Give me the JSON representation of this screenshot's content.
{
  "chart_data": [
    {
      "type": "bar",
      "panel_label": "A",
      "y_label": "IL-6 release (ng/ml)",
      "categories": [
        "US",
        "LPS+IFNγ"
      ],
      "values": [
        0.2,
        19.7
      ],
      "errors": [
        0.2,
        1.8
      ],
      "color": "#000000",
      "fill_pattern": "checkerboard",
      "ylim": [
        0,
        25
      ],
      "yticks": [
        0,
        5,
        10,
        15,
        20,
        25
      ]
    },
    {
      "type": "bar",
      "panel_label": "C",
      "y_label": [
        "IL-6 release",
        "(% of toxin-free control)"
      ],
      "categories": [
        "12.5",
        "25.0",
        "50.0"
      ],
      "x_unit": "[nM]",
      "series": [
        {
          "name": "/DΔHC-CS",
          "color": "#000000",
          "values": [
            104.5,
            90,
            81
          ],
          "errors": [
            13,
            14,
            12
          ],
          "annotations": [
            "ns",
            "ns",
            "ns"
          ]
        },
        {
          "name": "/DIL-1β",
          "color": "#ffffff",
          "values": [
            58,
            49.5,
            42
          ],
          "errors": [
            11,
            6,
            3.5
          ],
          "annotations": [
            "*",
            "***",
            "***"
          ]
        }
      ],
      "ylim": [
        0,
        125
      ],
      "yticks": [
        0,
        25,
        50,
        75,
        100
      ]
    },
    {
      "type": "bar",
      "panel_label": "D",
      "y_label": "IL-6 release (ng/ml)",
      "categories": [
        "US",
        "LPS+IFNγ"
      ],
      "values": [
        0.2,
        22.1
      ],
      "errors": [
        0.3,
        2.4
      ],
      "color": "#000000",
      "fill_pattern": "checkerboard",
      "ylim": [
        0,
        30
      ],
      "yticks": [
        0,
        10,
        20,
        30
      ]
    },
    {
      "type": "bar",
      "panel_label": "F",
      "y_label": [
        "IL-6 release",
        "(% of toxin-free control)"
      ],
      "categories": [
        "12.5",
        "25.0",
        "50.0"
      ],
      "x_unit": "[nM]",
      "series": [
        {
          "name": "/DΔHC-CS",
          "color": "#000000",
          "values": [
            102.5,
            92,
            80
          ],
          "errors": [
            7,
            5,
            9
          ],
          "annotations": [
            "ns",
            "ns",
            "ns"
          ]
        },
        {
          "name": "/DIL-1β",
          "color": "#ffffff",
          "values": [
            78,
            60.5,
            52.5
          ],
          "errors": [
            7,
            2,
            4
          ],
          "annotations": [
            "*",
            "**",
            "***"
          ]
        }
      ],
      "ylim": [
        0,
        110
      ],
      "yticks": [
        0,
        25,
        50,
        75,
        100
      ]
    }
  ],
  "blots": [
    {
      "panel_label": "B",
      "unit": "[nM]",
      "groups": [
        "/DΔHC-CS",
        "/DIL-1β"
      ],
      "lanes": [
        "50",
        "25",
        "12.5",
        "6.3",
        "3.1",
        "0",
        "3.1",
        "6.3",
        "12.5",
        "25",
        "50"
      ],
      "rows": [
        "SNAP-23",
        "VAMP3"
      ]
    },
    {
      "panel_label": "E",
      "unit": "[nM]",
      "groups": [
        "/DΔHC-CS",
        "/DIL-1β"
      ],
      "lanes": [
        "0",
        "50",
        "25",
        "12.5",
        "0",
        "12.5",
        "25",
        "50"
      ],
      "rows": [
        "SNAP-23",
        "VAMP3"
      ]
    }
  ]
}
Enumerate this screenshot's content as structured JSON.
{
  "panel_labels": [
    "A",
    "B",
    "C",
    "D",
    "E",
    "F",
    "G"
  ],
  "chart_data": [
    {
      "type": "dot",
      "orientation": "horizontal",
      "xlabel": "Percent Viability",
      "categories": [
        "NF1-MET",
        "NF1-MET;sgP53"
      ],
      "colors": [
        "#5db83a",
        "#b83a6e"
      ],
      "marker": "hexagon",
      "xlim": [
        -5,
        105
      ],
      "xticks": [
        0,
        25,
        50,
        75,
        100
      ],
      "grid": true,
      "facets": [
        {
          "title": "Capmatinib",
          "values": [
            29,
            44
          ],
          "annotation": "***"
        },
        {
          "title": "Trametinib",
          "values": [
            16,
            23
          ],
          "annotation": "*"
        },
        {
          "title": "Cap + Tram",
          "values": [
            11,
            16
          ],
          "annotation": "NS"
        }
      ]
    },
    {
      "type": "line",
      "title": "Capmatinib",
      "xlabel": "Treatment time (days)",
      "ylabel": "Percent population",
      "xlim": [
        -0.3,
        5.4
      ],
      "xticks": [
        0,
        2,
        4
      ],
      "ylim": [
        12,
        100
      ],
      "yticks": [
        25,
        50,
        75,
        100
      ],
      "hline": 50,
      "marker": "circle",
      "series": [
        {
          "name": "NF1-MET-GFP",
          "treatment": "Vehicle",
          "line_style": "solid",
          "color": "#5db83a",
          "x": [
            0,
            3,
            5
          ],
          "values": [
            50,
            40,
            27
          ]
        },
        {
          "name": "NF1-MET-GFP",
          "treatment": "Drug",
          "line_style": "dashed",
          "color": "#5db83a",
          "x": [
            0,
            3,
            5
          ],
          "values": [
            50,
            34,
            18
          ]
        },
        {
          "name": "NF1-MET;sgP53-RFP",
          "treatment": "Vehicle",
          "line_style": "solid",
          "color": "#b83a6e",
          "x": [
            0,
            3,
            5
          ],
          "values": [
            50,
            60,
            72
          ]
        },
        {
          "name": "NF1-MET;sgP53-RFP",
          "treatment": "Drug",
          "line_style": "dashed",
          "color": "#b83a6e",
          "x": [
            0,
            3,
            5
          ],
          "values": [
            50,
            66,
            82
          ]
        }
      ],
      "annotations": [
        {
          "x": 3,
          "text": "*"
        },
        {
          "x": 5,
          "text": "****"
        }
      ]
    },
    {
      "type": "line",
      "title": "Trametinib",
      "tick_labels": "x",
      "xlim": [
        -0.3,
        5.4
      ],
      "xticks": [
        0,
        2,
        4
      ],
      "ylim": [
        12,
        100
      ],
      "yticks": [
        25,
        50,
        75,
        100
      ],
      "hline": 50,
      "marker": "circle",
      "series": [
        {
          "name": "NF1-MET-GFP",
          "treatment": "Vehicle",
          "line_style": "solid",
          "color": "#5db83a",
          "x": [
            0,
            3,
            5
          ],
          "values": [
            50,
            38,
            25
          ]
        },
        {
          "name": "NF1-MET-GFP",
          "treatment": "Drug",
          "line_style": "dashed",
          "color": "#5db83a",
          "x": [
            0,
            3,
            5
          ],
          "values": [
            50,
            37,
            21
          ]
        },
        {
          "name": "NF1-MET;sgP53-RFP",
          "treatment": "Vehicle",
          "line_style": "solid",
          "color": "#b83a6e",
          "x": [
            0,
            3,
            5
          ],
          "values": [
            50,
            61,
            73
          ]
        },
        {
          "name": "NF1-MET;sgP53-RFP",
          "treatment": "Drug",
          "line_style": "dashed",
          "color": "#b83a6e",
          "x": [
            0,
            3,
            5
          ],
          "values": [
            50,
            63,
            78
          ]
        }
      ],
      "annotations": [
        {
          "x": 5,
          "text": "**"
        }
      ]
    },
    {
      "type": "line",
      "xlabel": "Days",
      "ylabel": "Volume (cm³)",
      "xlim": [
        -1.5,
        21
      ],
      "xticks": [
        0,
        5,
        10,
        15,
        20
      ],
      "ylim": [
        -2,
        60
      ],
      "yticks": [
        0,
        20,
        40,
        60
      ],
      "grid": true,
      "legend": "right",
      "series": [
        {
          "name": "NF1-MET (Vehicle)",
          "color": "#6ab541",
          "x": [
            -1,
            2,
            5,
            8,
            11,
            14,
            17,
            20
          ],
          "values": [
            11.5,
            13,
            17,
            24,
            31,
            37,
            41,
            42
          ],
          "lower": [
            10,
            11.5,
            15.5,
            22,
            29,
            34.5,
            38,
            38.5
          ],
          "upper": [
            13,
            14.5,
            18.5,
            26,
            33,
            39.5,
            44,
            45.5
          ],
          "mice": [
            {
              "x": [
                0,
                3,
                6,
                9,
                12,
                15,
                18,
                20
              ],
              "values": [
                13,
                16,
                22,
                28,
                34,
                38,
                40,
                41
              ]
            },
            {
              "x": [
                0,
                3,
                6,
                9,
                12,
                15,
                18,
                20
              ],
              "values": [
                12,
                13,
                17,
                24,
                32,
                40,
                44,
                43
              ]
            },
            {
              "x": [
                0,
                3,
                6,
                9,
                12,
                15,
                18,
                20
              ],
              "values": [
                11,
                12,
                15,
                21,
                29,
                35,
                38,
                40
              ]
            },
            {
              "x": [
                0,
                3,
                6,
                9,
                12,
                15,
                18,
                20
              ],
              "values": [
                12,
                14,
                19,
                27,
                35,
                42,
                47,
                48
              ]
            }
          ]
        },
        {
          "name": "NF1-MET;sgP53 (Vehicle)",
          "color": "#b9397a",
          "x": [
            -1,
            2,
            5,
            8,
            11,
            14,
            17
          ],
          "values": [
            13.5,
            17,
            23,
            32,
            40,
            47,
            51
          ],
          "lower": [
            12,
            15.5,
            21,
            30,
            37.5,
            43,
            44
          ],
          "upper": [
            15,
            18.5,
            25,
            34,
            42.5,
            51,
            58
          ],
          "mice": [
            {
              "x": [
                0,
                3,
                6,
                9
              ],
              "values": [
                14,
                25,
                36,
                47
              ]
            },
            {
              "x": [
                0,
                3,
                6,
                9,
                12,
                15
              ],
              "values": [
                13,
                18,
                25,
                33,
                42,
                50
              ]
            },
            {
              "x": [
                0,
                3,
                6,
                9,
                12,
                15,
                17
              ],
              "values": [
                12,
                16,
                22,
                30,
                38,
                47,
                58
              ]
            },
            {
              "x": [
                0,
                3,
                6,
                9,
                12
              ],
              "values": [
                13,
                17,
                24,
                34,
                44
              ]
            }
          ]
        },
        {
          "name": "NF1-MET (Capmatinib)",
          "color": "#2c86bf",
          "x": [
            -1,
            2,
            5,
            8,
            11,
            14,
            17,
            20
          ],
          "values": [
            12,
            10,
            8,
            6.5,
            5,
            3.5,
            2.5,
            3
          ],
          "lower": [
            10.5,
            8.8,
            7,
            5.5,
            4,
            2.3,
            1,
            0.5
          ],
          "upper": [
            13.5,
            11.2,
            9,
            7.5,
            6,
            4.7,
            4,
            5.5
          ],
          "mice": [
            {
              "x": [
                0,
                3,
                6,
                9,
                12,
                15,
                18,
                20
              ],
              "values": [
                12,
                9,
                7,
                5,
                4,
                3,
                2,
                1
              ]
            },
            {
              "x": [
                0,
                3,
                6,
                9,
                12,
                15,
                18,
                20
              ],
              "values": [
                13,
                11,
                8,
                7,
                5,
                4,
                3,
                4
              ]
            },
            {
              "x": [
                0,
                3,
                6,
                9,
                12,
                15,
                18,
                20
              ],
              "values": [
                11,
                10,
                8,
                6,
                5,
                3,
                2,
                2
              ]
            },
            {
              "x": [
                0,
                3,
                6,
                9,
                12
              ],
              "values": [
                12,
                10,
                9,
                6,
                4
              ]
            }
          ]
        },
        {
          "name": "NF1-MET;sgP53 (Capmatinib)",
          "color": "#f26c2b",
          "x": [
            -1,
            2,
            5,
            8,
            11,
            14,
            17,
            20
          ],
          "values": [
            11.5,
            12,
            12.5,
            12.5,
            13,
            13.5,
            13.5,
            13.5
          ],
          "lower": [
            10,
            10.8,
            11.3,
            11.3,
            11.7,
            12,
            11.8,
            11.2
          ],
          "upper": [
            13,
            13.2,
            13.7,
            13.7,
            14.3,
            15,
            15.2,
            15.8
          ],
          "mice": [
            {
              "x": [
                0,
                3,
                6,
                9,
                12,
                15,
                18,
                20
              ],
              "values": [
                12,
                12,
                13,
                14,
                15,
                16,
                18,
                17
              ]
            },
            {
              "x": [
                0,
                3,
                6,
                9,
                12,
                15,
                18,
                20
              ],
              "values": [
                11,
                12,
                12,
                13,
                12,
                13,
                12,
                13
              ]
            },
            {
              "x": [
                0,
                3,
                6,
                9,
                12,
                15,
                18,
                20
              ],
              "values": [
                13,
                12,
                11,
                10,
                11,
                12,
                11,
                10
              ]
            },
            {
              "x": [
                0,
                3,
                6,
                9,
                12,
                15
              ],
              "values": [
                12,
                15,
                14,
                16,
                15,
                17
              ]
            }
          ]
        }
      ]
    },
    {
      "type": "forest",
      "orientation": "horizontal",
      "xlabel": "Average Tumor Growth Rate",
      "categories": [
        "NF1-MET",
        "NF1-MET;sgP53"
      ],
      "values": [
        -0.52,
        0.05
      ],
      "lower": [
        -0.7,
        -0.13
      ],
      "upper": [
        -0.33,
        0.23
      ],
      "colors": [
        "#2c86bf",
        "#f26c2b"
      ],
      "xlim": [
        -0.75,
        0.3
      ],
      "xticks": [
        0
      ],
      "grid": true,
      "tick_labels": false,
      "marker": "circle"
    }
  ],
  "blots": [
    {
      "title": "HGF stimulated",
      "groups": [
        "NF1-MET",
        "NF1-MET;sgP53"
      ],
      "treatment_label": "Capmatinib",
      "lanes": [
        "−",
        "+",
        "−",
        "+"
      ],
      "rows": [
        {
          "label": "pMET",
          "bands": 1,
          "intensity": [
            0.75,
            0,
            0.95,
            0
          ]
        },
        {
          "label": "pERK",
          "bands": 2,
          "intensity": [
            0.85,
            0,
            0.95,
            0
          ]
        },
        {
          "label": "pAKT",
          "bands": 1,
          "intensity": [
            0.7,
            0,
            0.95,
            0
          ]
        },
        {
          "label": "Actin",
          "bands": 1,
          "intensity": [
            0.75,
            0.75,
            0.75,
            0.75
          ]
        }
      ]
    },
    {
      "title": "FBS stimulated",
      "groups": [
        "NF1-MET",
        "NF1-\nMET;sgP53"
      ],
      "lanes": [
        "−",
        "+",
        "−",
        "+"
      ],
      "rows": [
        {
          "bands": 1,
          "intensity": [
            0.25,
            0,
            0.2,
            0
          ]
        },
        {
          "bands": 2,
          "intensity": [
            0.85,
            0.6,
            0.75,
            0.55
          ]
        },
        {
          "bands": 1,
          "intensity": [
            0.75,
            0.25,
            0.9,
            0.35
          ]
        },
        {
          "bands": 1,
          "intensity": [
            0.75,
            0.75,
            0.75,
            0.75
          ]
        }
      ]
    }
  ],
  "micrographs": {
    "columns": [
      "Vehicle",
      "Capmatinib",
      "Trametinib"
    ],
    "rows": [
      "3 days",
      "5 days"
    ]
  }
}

**What you will do**
Reply with the number of lines in the material above that contain "this", and nothing more.

**Task answer**
2